### [Work required]
Please give the entries again in full and exactly, without any picture.
□ □ □ □ □ □ □
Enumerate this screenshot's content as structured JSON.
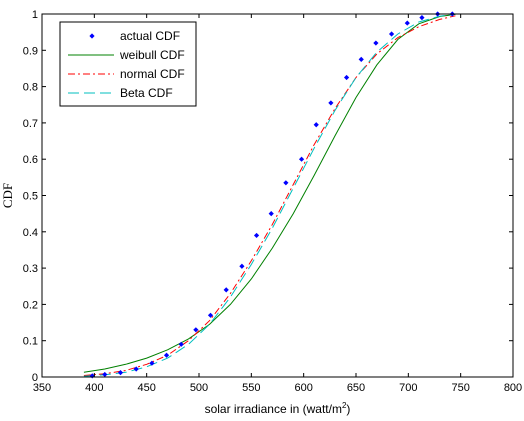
{
  "chart_data": {
    "type": "line",
    "title": "",
    "xlabel": "solar irradiance in (watt/m",
    "xlabel_superscript": "2",
    "xlabel_suffix": ")",
    "ylabel": "CDF",
    "xlim": [
      350,
      800
    ],
    "ylim": [
      0,
      1
    ],
    "xticks": [
      350,
      400,
      450,
      500,
      550,
      600,
      650,
      700,
      750,
      800
    ],
    "yticks": [
      0,
      0.1,
      0.2,
      0.3,
      0.4,
      0.5,
      0.6,
      0.7,
      0.8,
      0.9,
      1
    ],
    "xtick_labels": [
      "350",
      "400",
      "450",
      "500",
      "550",
      "600",
      "650",
      "700",
      "750",
      "800"
    ],
    "ytick_labels": [
      "0",
      "0.1",
      "0.2",
      "0.3",
      "0.4",
      "0.5",
      "0.6",
      "0.7",
      "0.8",
      "0.9",
      "1"
    ],
    "grid": false,
    "legend": "top-left",
    "series": [
      {
        "name": "actual CDF",
        "style": "markers",
        "color": "#0000ff",
        "x": [
          398,
          410,
          425,
          440,
          455,
          469,
          483,
          497,
          511,
          526,
          541,
          555,
          569,
          583,
          598,
          612,
          626,
          641,
          655,
          669,
          684,
          699,
          713,
          728,
          742
        ],
        "y": [
          0.003,
          0.007,
          0.012,
          0.022,
          0.038,
          0.06,
          0.09,
          0.13,
          0.17,
          0.24,
          0.305,
          0.39,
          0.45,
          0.535,
          0.6,
          0.695,
          0.755,
          0.825,
          0.875,
          0.92,
          0.945,
          0.975,
          0.99,
          1.0,
          1.0
        ]
      },
      {
        "name": "weibull CDF",
        "style": "solid",
        "color": "#008000",
        "x": [
          390,
          410,
          430,
          450,
          470,
          490,
          510,
          530,
          550,
          570,
          590,
          610,
          630,
          650,
          670,
          690,
          710,
          730,
          745
        ],
        "y": [
          0.013,
          0.022,
          0.035,
          0.052,
          0.075,
          0.105,
          0.145,
          0.2,
          0.27,
          0.355,
          0.45,
          0.555,
          0.665,
          0.77,
          0.86,
          0.93,
          0.973,
          0.993,
          0.999
        ]
      },
      {
        "name": "normal CDF",
        "style": "dashdot",
        "color": "#ff0000",
        "x": [
          390,
          410,
          430,
          450,
          470,
          490,
          510,
          530,
          550,
          570,
          590,
          610,
          630,
          650,
          670,
          690,
          710,
          730,
          745
        ],
        "y": [
          0.004,
          0.009,
          0.018,
          0.035,
          0.06,
          0.1,
          0.155,
          0.23,
          0.32,
          0.42,
          0.53,
          0.64,
          0.74,
          0.825,
          0.89,
          0.935,
          0.965,
          0.985,
          0.995
        ]
      },
      {
        "name": "Beta CDF",
        "style": "dashed",
        "color": "#00bfbf",
        "x": [
          390,
          410,
          430,
          450,
          470,
          490,
          510,
          530,
          550,
          570,
          590,
          610,
          630,
          650,
          670,
          690,
          710,
          730,
          745
        ],
        "y": [
          0.002,
          0.006,
          0.013,
          0.028,
          0.052,
          0.09,
          0.145,
          0.22,
          0.31,
          0.41,
          0.52,
          0.63,
          0.735,
          0.825,
          0.895,
          0.945,
          0.978,
          0.994,
          1.0
        ]
      }
    ]
  }
}
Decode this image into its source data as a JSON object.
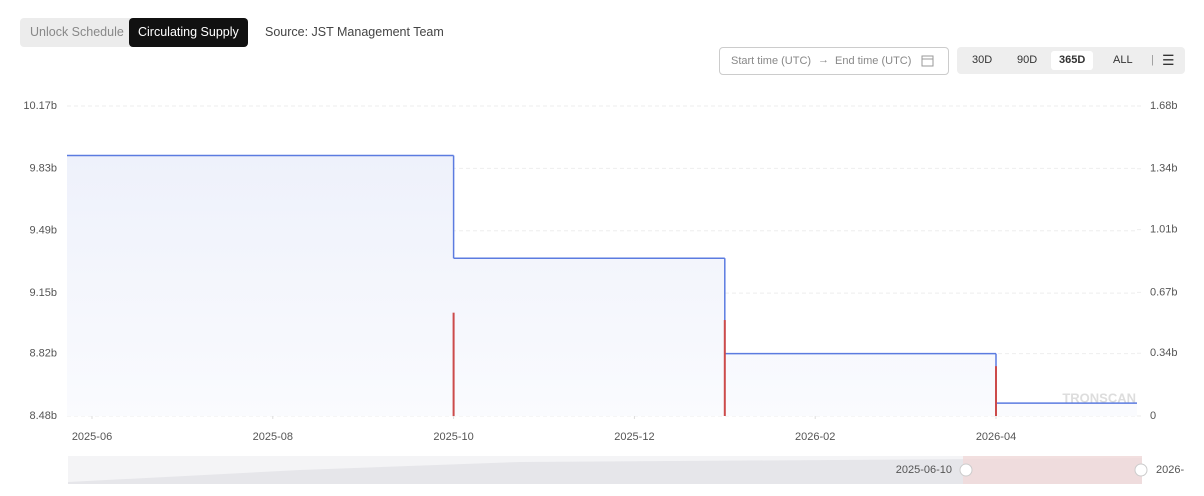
{
  "ui": {
    "tabs": [
      "Unlock Schedule",
      "Circulating Supply"
    ],
    "source": "Source: JST Management Team",
    "start_time": "Start time (UTC)",
    "end_time": "End time (UTC)",
    "ranges": [
      "30D",
      "90D",
      "365D",
      "ALL"
    ],
    "watermark": "TRONSCAN",
    "slider_start": "2025-06-10",
    "slider_end": "2026-"
  },
  "chart_data": {
    "type": "line",
    "xticks": [
      "2025-06",
      "2025-08",
      "2025-10",
      "2025-12",
      "2026-02",
      "2026-04"
    ],
    "ylim": [
      8.48,
      10.17
    ],
    "yticks": [
      {
        "value": 8.48,
        "label": "8.48b"
      },
      {
        "value": 8.82,
        "label": "8.82b"
      },
      {
        "value": 9.15,
        "label": "9.15b"
      },
      {
        "value": 9.49,
        "label": "9.49b"
      },
      {
        "value": 9.83,
        "label": "9.83b"
      },
      {
        "value": 10.17,
        "label": "10.17b"
      }
    ],
    "y2lim": [
      0,
      1.68
    ],
    "y2ticks": [
      0,
      {
        "value": 0.34,
        "label": "0.34b"
      },
      {
        "value": 0.67,
        "label": "0.67b"
      },
      {
        "value": 1.01,
        "label": "1.01b"
      },
      {
        "value": 1.34,
        "label": "1.34b"
      },
      {
        "value": 1.68,
        "label": "1.68b"
      }
    ],
    "grid": true,
    "series": [
      {
        "type": "line",
        "color": "#5b7be0",
        "x": [
          "2025-06",
          "2025-10",
          "2026-01",
          "2026-04"
        ],
        "values": [
          9.9,
          9.34,
          8.82,
          8.55
        ]
      },
      {
        "type": "bar",
        "axis": "y2",
        "color": "#cc4b4b",
        "x": [
          "2025-10",
          "2026-01",
          "2026-04"
        ],
        "values": [
          0.56,
          0.52,
          0.27
        ]
      }
    ]
  }
}
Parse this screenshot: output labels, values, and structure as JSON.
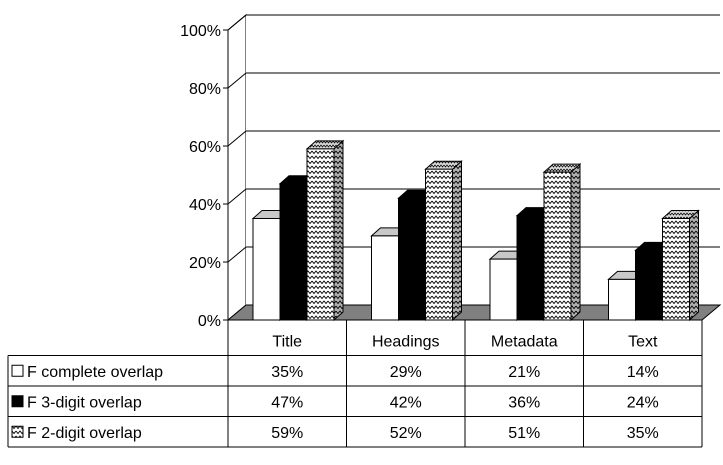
{
  "chart_data": {
    "type": "bar",
    "categories": [
      "Title",
      "Headings",
      "Metadata",
      "Text"
    ],
    "series": [
      {
        "name": "F complete overlap",
        "values": [
          35,
          29,
          21,
          14
        ],
        "labels": [
          "35%",
          "29%",
          "21%",
          "14%"
        ],
        "fill": "#ffffff"
      },
      {
        "name": "F 3-digit overlap",
        "values": [
          47,
          42,
          36,
          24
        ],
        "labels": [
          "47%",
          "42%",
          "36%",
          "24%"
        ],
        "fill": "#000000"
      },
      {
        "name": "F 2-digit overlap",
        "values": [
          59,
          52,
          51,
          35
        ],
        "labels": [
          "59%",
          "52%",
          "51%",
          "35%"
        ],
        "fill": "pattern"
      }
    ],
    "ylim": [
      0,
      100
    ],
    "yticks": [
      "0%",
      "20%",
      "40%",
      "60%",
      "80%",
      "100%"
    ],
    "three_d": true,
    "gridlines": true,
    "data_table": true,
    "floor_color": "#808080"
  }
}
□ □ □ □ □ □ □
### [Correct result]
Enumerate this screenshot's content as structured JSON.
{
  "chart_data": {
    "type": "line",
    "title": "",
    "xlabel": "solar irradiance in (watt/m",
    "xlabel_superscript": "2",
    "xlabel_suffix": ")",
    "ylabel": "CDF",
    "xlim": [
      350,
      800
    ],
    "ylim": [
      0,
      1
    ],
    "xticks": [
      350,
      400,
      450,
      500,
      550,
      600,
      650,
      700,
      750,
      800
    ],
    "yticks": [
      0,
      0.1,
      0.2,
      0.3,
      0.4,
      0.5,
      0.6,
      0.7,
      0.8,
      0.9,
      1
    ],
    "xtick_labels": [
      "350",
      "400",
      "450",
      "500",
      "550",
      "600",
      "650",
      "700",
      "750",
      "800"
    ],
    "ytick_labels": [
      "0",
      "0.1",
      "0.2",
      "0.3",
      "0.4",
      "0.5",
      "0.6",
      "0.7",
      "0.8",
      "0.9",
      "1"
    ],
    "grid": false,
    "legend": "top-left",
    "series": [
      {
        "name": "actual CDF",
        "style": "markers",
        "color": "#0000ff",
        "x": [
          398,
          410,
          425,
          440,
          455,
          469,
          483,
          497,
          511,
          526,
          541,
          555,
          569,
          583,
          598,
          612,
          626,
          641,
          655,
          669,
          684,
          699,
          713,
          728,
          742
        ],
        "y": [
          0.003,
          0.007,
          0.012,
          0.022,
          0.038,
          0.06,
          0.09,
          0.13,
          0.17,
          0.24,
          0.305,
          0.39,
          0.45,
          0.535,
          0.6,
          0.695,
          0.755,
          0.825,
          0.875,
          0.92,
          0.945,
          0.975,
          0.99,
          1.0,
          1.0
        ]
      },
      {
        "name": "weibull CDF",
        "style": "solid",
        "color": "#008000",
        "x": [
          390,
          410,
          430,
          450,
          470,
          490,
          510,
          530,
          550,
          570,
          590,
          610,
          630,
          650,
          670,
          690,
          710,
          730,
          745
        ],
        "y": [
          0.013,
          0.022,
          0.035,
          0.052,
          0.075,
          0.105,
          0.145,
          0.2,
          0.27,
          0.355,
          0.45,
          0.555,
          0.665,
          0.77,
          0.86,
          0.93,
          0.973,
          0.993,
          0.999
        ]
      },
      {
        "name": "normal CDF",
        "style": "dashdot",
        "color": "#ff0000",
        "x": [
          390,
          410,
          430,
          450,
          470,
          490,
          510,
          530,
          550,
          570,
          590,
          610,
          630,
          650,
          670,
          690,
          710,
          730,
          745
        ],
        "y": [
          0.004,
          0.009,
          0.018,
          0.035,
          0.06,
          0.1,
          0.155,
          0.23,
          0.32,
          0.42,
          0.53,
          0.64,
          0.74,
          0.825,
          0.89,
          0.935,
          0.965,
          0.985,
          0.995
        ]
      },
      {
        "name": "Beta CDF",
        "style": "dashed",
        "color": "#00bfbf",
        "x": [
          390,
          410,
          430,
          450,
          470,
          490,
          510,
          530,
          550,
          570,
          590,
          610,
          630,
          650,
          670,
          690,
          710,
          730,
          745
        ],
        "y": [
          0.002,
          0.006,
          0.013,
          0.028,
          0.052,
          0.09,
          0.145,
          0.22,
          0.31,
          0.41,
          0.52,
          0.63,
          0.735,
          0.825,
          0.895,
          0.945,
          0.978,
          0.994,
          1.0
        ]
      }
    ]
  }
}
Decode this image into its source data as a JSON object.
{
  "ui": {
    "tabs": [
      "Unlock Schedule",
      "Circulating Supply"
    ],
    "source": "Source: JST Management Team",
    "start_time": "Start time (UTC)",
    "end_time": "End time (UTC)",
    "ranges": [
      "30D",
      "90D",
      "365D",
      "ALL"
    ],
    "watermark": "TRONSCAN",
    "slider_start": "2025-06-10",
    "slider_end": "2026-"
  },
  "chart_data": {
    "type": "line",
    "xticks": [
      "2025-06",
      "2025-08",
      "2025-10",
      "2025-12",
      "2026-02",
      "2026-04"
    ],
    "ylim": [
      8.48,
      10.17
    ],
    "yticks": [
      {
        "value": 8.48,
        "label": "8.48b"
      },
      {
        "value": 8.82,
        "label": "8.82b"
      },
      {
        "value": 9.15,
        "label": "9.15b"
      },
      {
        "value": 9.49,
        "label": "9.49b"
      },
      {
        "value": 9.83,
        "label": "9.83b"
      },
      {
        "value": 10.17,
        "label": "10.17b"
      }
    ],
    "y2lim": [
      0,
      1.68
    ],
    "y2ticks": [
      0,
      {
        "value": 0.34,
        "label": "0.34b"
      },
      {
        "value": 0.67,
        "label": "0.67b"
      },
      {
        "value": 1.01,
        "label": "1.01b"
      },
      {
        "value": 1.34,
        "label": "1.34b"
      },
      {
        "value": 1.68,
        "label": "1.68b"
      }
    ],
    "grid": true,
    "series": [
      {
        "type": "line",
        "color": "#5b7be0",
        "x": [
          "2025-06",
          "2025-10",
          "2026-01",
          "2026-04"
        ],
        "values": [
          9.9,
          9.34,
          8.82,
          8.55
        ]
      },
      {
        "type": "bar",
        "axis": "y2",
        "color": "#cc4b4b",
        "x": [
          "2025-10",
          "2026-01",
          "2026-04"
        ],
        "values": [
          0.56,
          0.52,
          0.27
        ]
      }
    ]
  }
}
Parse this screenshot: output labels, values, and structure as JSON.
{
  "chart_data": {
    "type": "bar",
    "categories": [
      "Title",
      "Headings",
      "Metadata",
      "Text"
    ],
    "series": [
      {
        "name": "F complete overlap",
        "values": [
          35,
          29,
          21,
          14
        ],
        "labels": [
          "35%",
          "29%",
          "21%",
          "14%"
        ],
        "fill": "#ffffff"
      },
      {
        "name": "F 3-digit overlap",
        "values": [
          47,
          42,
          36,
          24
        ],
        "labels": [
          "47%",
          "42%",
          "36%",
          "24%"
        ],
        "fill": "#000000"
      },
      {
        "name": "F 2-digit overlap",
        "values": [
          59,
          52,
          51,
          35
        ],
        "labels": [
          "59%",
          "52%",
          "51%",
          "35%"
        ],
        "fill": "pattern"
      }
    ],
    "ylim": [
      0,
      100
    ],
    "yticks": [
      "0%",
      "20%",
      "40%",
      "60%",
      "80%",
      "100%"
    ],
    "three_d": true,
    "gridlines": true,
    "data_table": true,
    "floor_color": "#808080"
  }
}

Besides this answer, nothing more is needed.